----- EXTRACTED RECORDS -----

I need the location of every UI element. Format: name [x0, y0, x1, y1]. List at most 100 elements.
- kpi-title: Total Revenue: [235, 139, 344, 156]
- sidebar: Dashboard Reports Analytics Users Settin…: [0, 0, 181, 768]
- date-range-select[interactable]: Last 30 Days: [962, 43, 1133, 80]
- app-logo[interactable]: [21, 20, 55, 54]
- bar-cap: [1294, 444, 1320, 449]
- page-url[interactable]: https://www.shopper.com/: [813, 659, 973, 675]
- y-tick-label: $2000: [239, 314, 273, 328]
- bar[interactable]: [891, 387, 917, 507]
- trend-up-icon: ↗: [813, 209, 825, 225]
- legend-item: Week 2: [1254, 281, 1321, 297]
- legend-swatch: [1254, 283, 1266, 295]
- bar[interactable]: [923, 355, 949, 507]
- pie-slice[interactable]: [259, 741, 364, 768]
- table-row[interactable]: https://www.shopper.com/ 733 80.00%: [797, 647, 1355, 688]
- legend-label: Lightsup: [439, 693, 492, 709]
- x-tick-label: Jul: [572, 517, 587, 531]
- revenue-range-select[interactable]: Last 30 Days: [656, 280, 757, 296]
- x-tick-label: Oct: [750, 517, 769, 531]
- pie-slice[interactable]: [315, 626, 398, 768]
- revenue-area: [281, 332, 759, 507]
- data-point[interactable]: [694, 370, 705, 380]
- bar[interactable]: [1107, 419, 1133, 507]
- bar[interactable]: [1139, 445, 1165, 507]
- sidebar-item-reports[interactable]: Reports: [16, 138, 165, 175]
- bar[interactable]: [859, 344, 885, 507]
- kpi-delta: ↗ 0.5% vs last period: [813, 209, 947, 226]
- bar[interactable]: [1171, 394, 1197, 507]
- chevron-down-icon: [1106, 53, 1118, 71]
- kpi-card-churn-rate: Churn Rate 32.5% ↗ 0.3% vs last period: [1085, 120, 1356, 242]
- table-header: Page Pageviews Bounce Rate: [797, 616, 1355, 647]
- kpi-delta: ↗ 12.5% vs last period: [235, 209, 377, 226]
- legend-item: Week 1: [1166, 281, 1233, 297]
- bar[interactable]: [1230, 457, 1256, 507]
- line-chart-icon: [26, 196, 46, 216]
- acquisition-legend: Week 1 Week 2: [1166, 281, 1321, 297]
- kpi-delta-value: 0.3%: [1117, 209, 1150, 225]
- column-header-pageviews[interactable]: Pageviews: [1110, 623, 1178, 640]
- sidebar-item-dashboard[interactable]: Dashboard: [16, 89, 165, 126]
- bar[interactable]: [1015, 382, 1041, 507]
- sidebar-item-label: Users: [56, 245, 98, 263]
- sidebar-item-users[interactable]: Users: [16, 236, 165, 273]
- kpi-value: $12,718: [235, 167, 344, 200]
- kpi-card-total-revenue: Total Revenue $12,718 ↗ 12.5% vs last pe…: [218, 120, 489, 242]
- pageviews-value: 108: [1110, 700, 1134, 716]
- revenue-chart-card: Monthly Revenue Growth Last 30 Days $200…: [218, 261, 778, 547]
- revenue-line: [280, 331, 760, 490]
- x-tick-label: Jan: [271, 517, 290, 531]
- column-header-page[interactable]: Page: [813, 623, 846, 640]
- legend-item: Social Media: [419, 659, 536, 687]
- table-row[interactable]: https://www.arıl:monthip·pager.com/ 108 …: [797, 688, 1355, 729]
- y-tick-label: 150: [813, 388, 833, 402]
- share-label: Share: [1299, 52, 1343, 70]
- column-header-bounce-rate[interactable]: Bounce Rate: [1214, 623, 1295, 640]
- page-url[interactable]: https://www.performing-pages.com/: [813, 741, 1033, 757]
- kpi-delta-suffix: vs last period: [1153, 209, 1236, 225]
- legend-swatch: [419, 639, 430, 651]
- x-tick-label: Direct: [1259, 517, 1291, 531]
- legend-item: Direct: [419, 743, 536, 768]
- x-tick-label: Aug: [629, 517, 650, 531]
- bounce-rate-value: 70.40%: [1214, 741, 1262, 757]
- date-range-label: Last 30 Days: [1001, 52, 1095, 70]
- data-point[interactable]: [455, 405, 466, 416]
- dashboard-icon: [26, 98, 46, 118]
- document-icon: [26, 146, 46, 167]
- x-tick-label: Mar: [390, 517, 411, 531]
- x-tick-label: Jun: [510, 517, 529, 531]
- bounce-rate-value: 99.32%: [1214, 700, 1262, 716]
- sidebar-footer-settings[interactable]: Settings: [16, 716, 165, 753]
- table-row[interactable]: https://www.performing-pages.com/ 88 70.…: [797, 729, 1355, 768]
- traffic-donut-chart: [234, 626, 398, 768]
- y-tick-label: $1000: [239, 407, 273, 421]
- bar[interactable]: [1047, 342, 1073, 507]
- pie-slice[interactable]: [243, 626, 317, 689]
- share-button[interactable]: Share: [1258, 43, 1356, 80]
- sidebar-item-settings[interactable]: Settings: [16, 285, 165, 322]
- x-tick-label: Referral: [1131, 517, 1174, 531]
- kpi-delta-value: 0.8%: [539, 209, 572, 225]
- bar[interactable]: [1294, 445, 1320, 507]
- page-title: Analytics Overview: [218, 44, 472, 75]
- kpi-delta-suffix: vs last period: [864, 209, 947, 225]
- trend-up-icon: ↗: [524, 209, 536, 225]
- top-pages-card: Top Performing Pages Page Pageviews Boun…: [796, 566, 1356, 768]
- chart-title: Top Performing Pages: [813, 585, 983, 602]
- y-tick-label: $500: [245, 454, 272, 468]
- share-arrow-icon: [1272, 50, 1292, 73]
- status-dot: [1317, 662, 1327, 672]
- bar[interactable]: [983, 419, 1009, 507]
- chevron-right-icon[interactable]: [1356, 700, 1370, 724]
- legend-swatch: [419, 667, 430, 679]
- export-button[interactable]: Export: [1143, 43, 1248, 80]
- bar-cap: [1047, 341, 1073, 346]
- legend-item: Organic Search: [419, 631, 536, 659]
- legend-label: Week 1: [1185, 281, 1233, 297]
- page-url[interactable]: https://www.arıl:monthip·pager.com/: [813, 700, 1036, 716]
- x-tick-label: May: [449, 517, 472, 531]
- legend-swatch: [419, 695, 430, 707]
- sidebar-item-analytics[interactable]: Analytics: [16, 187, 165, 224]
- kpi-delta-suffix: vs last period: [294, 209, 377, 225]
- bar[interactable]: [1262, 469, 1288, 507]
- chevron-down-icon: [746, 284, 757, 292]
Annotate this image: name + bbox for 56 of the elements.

-----
----- EXTRACTED RECORDS -----

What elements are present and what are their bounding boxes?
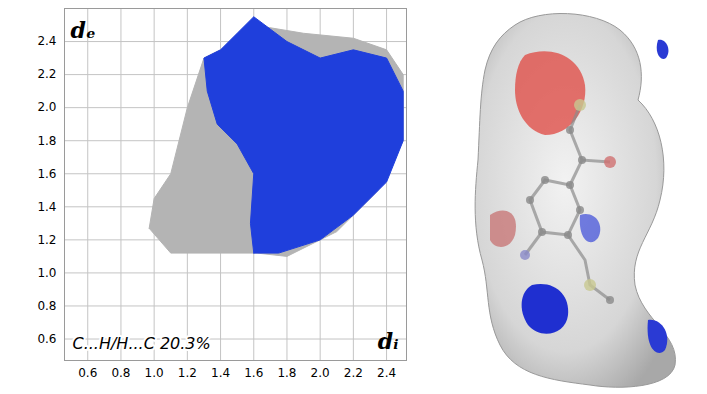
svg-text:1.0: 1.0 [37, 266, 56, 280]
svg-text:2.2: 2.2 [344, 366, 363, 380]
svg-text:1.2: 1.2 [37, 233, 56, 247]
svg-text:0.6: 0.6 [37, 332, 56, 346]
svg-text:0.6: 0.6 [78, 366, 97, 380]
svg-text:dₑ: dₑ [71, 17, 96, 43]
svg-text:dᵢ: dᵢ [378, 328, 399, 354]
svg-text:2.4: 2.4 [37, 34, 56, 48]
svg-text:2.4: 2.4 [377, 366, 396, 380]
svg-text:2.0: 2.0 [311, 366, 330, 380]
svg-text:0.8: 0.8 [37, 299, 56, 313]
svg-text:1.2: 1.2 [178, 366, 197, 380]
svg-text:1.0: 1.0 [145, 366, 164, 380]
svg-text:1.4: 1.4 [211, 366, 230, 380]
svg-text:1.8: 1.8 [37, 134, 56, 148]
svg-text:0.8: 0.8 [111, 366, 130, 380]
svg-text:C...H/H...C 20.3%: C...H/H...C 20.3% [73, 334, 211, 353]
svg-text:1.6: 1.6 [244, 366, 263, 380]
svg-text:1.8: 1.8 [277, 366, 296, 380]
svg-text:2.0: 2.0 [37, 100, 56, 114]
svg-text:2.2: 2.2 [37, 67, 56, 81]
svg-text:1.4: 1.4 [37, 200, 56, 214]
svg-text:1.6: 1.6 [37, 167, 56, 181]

-----

TASK REQUIREMENTS | Reproduce the part of the material that opens with the line containing "I need the location" and closes with the line containing "- bar-cap: [1294, 444, 1320, 449]", swapping "Last 30 Days" for "Last 7 Days" and changing nothing else. Give only those lines.

CORRECT RESULT |
I need the location of every UI element. Format: name [x0, y0, x1, y1]. List at most 100 elements.
- kpi-title: Total Revenue: [235, 139, 344, 156]
- sidebar: Dashboard Reports Analytics Users Settin…: [0, 0, 181, 768]
- date-range-select[interactable]: Last 7 Days: [962, 43, 1133, 80]
- app-logo[interactable]: [21, 20, 55, 54]
- bar-cap: [1294, 444, 1320, 449]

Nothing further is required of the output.